**Exercise instructions:** All records should be reproduced verbatim.
· · ·
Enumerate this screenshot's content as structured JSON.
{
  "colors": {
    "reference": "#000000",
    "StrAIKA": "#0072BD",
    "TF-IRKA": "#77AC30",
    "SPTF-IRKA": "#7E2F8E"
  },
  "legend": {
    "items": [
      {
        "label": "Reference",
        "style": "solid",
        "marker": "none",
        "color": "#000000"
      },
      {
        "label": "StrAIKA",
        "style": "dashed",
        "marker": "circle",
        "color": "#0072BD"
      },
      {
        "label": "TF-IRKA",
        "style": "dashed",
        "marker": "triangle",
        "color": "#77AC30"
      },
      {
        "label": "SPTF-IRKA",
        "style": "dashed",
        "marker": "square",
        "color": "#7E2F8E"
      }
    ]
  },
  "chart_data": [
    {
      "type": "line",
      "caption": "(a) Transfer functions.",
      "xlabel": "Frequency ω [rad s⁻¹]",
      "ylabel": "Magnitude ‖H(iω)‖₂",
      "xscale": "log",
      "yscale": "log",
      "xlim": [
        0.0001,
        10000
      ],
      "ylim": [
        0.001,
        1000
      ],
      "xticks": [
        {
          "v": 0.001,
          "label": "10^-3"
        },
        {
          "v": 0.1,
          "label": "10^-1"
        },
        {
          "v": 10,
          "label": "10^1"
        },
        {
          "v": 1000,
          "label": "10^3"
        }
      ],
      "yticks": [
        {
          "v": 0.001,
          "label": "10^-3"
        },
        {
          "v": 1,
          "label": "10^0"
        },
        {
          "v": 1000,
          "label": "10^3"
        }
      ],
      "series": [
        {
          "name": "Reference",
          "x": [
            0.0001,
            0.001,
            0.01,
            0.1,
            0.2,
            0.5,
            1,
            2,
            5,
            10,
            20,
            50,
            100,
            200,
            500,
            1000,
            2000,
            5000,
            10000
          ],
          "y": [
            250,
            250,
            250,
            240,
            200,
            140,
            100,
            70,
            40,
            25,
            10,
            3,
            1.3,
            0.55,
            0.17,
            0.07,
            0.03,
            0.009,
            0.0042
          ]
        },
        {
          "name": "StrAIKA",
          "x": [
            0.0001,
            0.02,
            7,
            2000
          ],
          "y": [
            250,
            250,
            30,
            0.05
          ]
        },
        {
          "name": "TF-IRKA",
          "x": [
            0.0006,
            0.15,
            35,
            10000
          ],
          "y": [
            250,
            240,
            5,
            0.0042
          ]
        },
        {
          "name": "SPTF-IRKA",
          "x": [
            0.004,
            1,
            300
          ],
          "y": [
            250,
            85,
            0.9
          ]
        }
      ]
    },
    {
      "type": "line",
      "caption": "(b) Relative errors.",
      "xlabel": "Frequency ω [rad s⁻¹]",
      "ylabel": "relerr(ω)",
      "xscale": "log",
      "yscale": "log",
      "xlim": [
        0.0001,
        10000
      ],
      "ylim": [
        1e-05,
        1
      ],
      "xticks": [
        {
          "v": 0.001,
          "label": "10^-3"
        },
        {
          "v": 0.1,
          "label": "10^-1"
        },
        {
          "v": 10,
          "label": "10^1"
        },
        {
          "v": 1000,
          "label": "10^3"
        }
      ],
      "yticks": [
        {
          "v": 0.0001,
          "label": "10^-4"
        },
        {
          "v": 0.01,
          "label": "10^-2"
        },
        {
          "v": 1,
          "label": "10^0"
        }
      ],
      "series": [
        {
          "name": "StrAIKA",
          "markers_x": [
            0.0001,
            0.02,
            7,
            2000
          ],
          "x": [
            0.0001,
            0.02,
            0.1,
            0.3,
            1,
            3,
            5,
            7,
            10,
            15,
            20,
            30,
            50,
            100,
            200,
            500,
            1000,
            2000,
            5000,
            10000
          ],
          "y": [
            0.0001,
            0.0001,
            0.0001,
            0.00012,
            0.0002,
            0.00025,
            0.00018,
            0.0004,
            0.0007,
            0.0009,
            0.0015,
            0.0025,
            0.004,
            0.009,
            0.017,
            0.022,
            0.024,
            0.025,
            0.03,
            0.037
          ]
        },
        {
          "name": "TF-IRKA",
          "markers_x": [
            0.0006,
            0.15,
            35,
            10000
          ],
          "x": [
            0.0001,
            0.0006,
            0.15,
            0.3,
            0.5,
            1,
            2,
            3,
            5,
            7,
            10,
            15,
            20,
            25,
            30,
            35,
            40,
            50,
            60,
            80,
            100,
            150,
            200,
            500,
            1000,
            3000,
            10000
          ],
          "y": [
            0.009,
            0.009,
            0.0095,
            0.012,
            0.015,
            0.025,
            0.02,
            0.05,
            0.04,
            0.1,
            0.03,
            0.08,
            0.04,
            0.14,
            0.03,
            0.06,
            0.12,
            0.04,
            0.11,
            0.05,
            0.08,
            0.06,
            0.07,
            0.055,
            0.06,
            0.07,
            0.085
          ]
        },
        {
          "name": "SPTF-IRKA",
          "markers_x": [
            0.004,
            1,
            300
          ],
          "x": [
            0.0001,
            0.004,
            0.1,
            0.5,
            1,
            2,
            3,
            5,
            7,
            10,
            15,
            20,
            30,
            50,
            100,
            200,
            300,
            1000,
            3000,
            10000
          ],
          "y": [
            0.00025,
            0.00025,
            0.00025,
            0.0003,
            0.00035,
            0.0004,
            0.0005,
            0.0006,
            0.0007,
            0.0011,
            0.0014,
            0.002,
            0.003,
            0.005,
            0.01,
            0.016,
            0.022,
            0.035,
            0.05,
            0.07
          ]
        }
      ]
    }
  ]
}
· · ·
**Response:**
Enumerate this screenshot's content as structured JSON.
{
  "colors": {
    "reference": "#000000",
    "StrAIKA": "#0072BD",
    "TF-IRKA": "#77AC30",
    "SPTF-IRKA": "#7E2F8E"
  },
  "legend": {
    "items": [
      {
        "label": "Reference",
        "style": "solid",
        "marker": "none",
        "color": "#000000"
      },
      {
        "label": "StrAIKA",
        "style": "dashed",
        "marker": "circle",
        "color": "#0072BD"
      },
      {
        "label": "TF-IRKA",
        "style": "dashed",
        "marker": "triangle",
        "color": "#77AC30"
      },
      {
        "label": "SPTF-IRKA",
        "style": "dashed",
        "marker": "square",
        "color": "#7E2F8E"
      }
    ]
  },
  "chart_data": [
    {
      "type": "line",
      "caption": "(a) Transfer functions.",
      "xlabel": "Frequency ω [rad s⁻¹]",
      "ylabel": "Magnitude ‖H(iω)‖₂",
      "xscale": "log",
      "yscale": "log",
      "xlim": [
        0.0001,
        10000
      ],
      "ylim": [
        0.001,
        1000
      ],
      "xticks": [
        {
          "v": 0.001,
          "label": "10^-3"
        },
        {
          "v": 0.1,
          "label": "10^-1"
        },
        {
          "v": 10,
          "label": "10^1"
        },
        {
          "v": 1000,
          "label": "10^3"
        }
      ],
      "yticks": [
        {
          "v": 0.001,
          "label": "10^-3"
        },
        {
          "v": 1,
          "label": "10^0"
        },
        {
          "v": 1000,
          "label": "10^3"
        }
      ],
      "series": [
        {
          "name": "Reference",
          "x": [
            0.0001,
            0.001,
            0.01,
            0.1,
            0.2,
            0.5,
            1,
            2,
            5,
            10,
            20,
            50,
            100,
            200,
            500,
            1000,
            2000,
            5000,
            10000
          ],
          "y": [
            250,
            250,
            250,
            240,
            200,
            140,
            100,
            70,
            40,
            25,
            10,
            3,
            1.3,
            0.55,
            0.17,
            0.07,
            0.03,
            0.009,
            0.0042
          ]
        },
        {
          "name": "StrAIKA",
          "x": [
            0.0001,
            0.02,
            7,
            2000
          ],
          "y": [
            250,
            250,
            30,
            0.05
          ]
        },
        {
          "name": "TF-IRKA",
          "x": [
            0.0006,
            0.15,
            35,
            10000
          ],
          "y": [
            250,
            240,
            5,
            0.0042
          ]
        },
        {
          "name": "SPTF-IRKA",
          "x": [
            0.004,
            1,
            300
          ],
          "y": [
            250,
            85,
            0.9
          ]
        }
      ]
    },
    {
      "type": "line",
      "caption": "(b) Relative errors.",
      "xlabel": "Frequency ω [rad s⁻¹]",
      "ylabel": "relerr(ω)",
      "xscale": "log",
      "yscale": "log",
      "xlim": [
        0.0001,
        10000
      ],
      "ylim": [
        1e-05,
        1
      ],
      "xticks": [
        {
          "v": 0.001,
          "label": "10^-3"
        },
        {
          "v": 0.1,
          "label": "10^-1"
        },
        {
          "v": 10,
          "label": "10^1"
        },
        {
          "v": 1000,
          "label": "10^3"
        }
      ],
      "yticks": [
        {
          "v": 0.0001,
          "label": "10^-4"
        },
        {
          "v": 0.01,
          "label": "10^-2"
        },
        {
          "v": 1,
          "label": "10^0"
        }
      ],
      "series": [
        {
          "name": "StrAIKA",
          "markers_x": [
            0.0001,
            0.02,
            7,
            2000
          ],
          "x": [
            0.0001,
            0.02,
            0.1,
            0.3,
            1,
            3,
            5,
            7,
            10,
            15,
            20,
            30,
            50,
            100,
            200,
            500,
            1000,
            2000,
            5000,
            10000
          ],
          "y": [
            0.0001,
            0.0001,
            0.0001,
            0.00012,
            0.0002,
            0.00025,
            0.00018,
            0.0004,
            0.0007,
            0.0009,
            0.0015,
            0.0025,
            0.004,
            0.009,
            0.017,
            0.022,
            0.024,
            0.025,
            0.03,
            0.037
          ]
        },
        {
          "name": "TF-IRKA",
          "markers_x": [
            0.0006,
            0.15,
            35,
            10000
          ],
          "x": [
            0.0001,
            0.0006,
            0.15,
            0.3,
            0.5,
            1,
            2,
            3,
            5,
            7,
            10,
            15,
            20,
            25,
            30,
            35,
            40,
            50,
            60,
            80,
            100,
            150,
            200,
            500,
            1000,
            3000,
            10000
          ],
          "y": [
            0.009,
            0.009,
            0.0095,
            0.012,
            0.015,
            0.025,
            0.02,
            0.05,
            0.04,
            0.1,
            0.03,
            0.08,
            0.04,
            0.14,
            0.03,
            0.06,
            0.12,
            0.04,
            0.11,
            0.05,
            0.08,
            0.06,
            0.07,
            0.055,
            0.06,
            0.07,
            0.085
          ]
        },
        {
          "name": "SPTF-IRKA",
          "markers_x": [
            0.004,
            1,
            300
          ],
          "x": [
            0.0001,
            0.004,
            0.1,
            0.5,
            1,
            2,
            3,
            5,
            7,
            10,
            15,
            20,
            30,
            50,
            100,
            200,
            300,
            1000,
            3000,
            10000
          ],
          "y": [
            0.00025,
            0.00025,
            0.00025,
            0.0003,
            0.00035,
            0.0004,
            0.0005,
            0.0006,
            0.0007,
            0.0011,
            0.0014,
            0.002,
            0.003,
            0.005,
            0.01,
            0.016,
            0.022,
            0.035,
            0.05,
            0.07
          ]
        }
      ]
    }
  ]
}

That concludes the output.